Task instructions | Please transcribe the records precisely; pictures stay out of your copy.

[start]

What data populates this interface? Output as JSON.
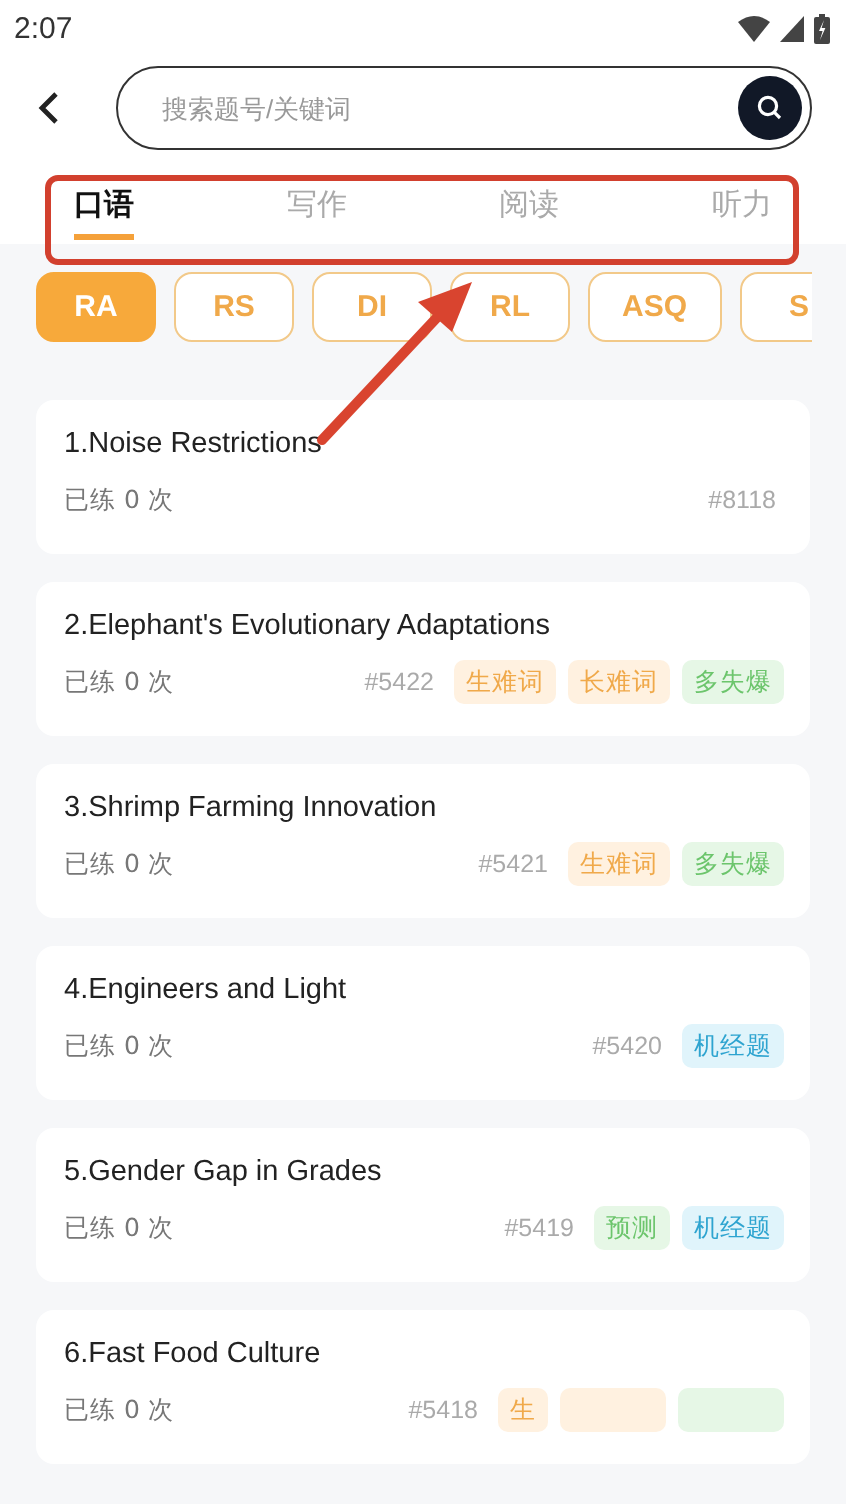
{
  "status_bar": {
    "time": "2:07"
  },
  "search": {
    "placeholder": "搜索题号/关键词"
  },
  "tabs": [
    {
      "label": "口语",
      "selected": true
    },
    {
      "label": "写作",
      "selected": false
    },
    {
      "label": "阅读",
      "selected": false
    },
    {
      "label": "听力",
      "selected": false
    }
  ],
  "chips": [
    {
      "label": "RA",
      "selected": true
    },
    {
      "label": "RS",
      "selected": false
    },
    {
      "label": "DI",
      "selected": false
    },
    {
      "label": "RL",
      "selected": false
    },
    {
      "label": "ASQ",
      "selected": false
    },
    {
      "label": "S",
      "selected": false
    }
  ],
  "questions": [
    {
      "title": "1.Noise Restrictions",
      "practice": "已练 0 次",
      "number": "#8118"
    },
    {
      "title": "2.Elephant's Evolutionary Adaptations",
      "practice": "已练 0 次",
      "number": "#5422",
      "tags": [
        {
          "label": "生难词",
          "kind": "orange"
        },
        {
          "label": "长难词",
          "kind": "orange"
        },
        {
          "label": "多失爆",
          "kind": "green"
        }
      ]
    },
    {
      "title": "3.Shrimp Farming Innovation",
      "practice": "已练 0 次",
      "number": "#5421",
      "tags": [
        {
          "label": "生难词",
          "kind": "orange"
        },
        {
          "label": "多失爆",
          "kind": "green"
        }
      ]
    },
    {
      "title": "4.Engineers and Light",
      "practice": "已练 0 次",
      "number": "#5420",
      "tags": [
        {
          "label": "机经题",
          "kind": "blue"
        }
      ]
    },
    {
      "title": "5.Gender Gap in Grades",
      "practice": "已练 0 次",
      "number": "#5419",
      "tags": [
        {
          "label": "预测",
          "kind": "green"
        },
        {
          "label": "机经题",
          "kind": "blue"
        }
      ]
    },
    {
      "title": "6.Fast Food Culture",
      "practice": "已练 0 次",
      "number": "#5418",
      "tags": [
        {
          "label": "生",
          "kind": "orange"
        },
        {
          "kind": "orange"
        },
        {
          "kind": "green"
        }
      ]
    }
  ]
}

[end]

Result |
What data populates this interface? Output as JSON.
{
  "status_bar": {
    "time": "2:07"
  },
  "search": {
    "placeholder": "搜索题号/关键词"
  },
  "tabs": [
    {
      "label": "口语",
      "selected": true
    },
    {
      "label": "写作",
      "selected": false
    },
    {
      "label": "阅读",
      "selected": false
    },
    {
      "label": "听力",
      "selected": false
    }
  ],
  "chips": [
    {
      "label": "RA",
      "selected": true
    },
    {
      "label": "RS",
      "selected": false
    },
    {
      "label": "DI",
      "selected": false
    },
    {
      "label": "RL",
      "selected": false
    },
    {
      "label": "ASQ",
      "selected": false
    },
    {
      "label": "S",
      "selected": false
    }
  ],
  "questions": [
    {
      "title": "1.Noise Restrictions",
      "practice": "已练 0 次",
      "number": "#8118"
    },
    {
      "title": "2.Elephant's Evolutionary Adaptations",
      "practice": "已练 0 次",
      "number": "#5422",
      "tags": [
        {
          "label": "生难词",
          "kind": "orange"
        },
        {
          "label": "长难词",
          "kind": "orange"
        },
        {
          "label": "多失爆",
          "kind": "green"
        }
      ]
    },
    {
      "title": "3.Shrimp Farming Innovation",
      "practice": "已练 0 次",
      "number": "#5421",
      "tags": [
        {
          "label": "生难词",
          "kind": "orange"
        },
        {
          "label": "多失爆",
          "kind": "green"
        }
      ]
    },
    {
      "title": "4.Engineers and Light",
      "practice": "已练 0 次",
      "number": "#5420",
      "tags": [
        {
          "label": "机经题",
          "kind": "blue"
        }
      ]
    },
    {
      "title": "5.Gender Gap in Grades",
      "practice": "已练 0 次",
      "number": "#5419",
      "tags": [
        {
          "label": "预测",
          "kind": "green"
        },
        {
          "label": "机经题",
          "kind": "blue"
        }
      ]
    },
    {
      "title": "6.Fast Food Culture",
      "practice": "已练 0 次",
      "number": "#5418",
      "tags": [
        {
          "label": "生",
          "kind": "orange"
        },
        {
          "kind": "orange"
        },
        {
          "kind": "green"
        }
      ]
    }
  ]
}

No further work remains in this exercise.